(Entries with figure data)
********************
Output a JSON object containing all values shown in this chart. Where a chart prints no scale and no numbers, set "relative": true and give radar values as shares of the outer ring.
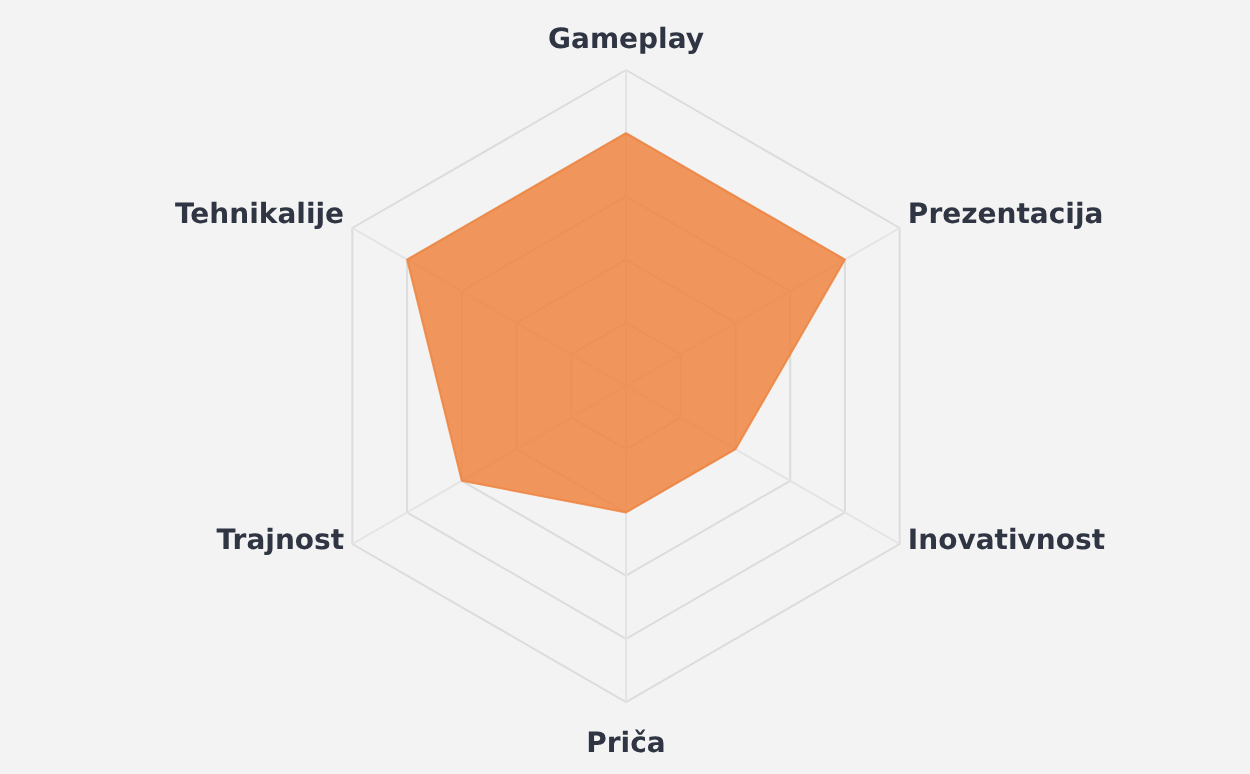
{
  "chart_data": {
    "type": "radar",
    "relative": true,
    "grid": true,
    "categories": [
      "Gameplay",
      "Prezentacija",
      "Inovativnost",
      "Priča",
      "Trajnost",
      "Tehnikalije"
    ],
    "series": [
      {
        "color": "#ee8440",
        "values": [
          0.8,
          0.8,
          0.4,
          0.4,
          0.6,
          0.8
        ]
      }
    ]
  }
}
********************
**REQUIRED TASK**
Every line above should be returned word for word, with the pictures left behind.

**RESPONSE TO THIS TASK**
Output a JSON object containing all values shown in this chart. Where a chart prints no scale and no numbers, set "relative": true and give radar values as shares of the outer ring.
{
  "chart_data": {
    "type": "radar",
    "relative": true,
    "grid": true,
    "categories": [
      "Gameplay",
      "Prezentacija",
      "Inovativnost",
      "Priča",
      "Trajnost",
      "Tehnikalije"
    ],
    "series": [
      {
        "color": "#ee8440",
        "values": [
          0.8,
          0.8,
          0.4,
          0.4,
          0.6,
          0.8
        ]
      }
    ]
  }
}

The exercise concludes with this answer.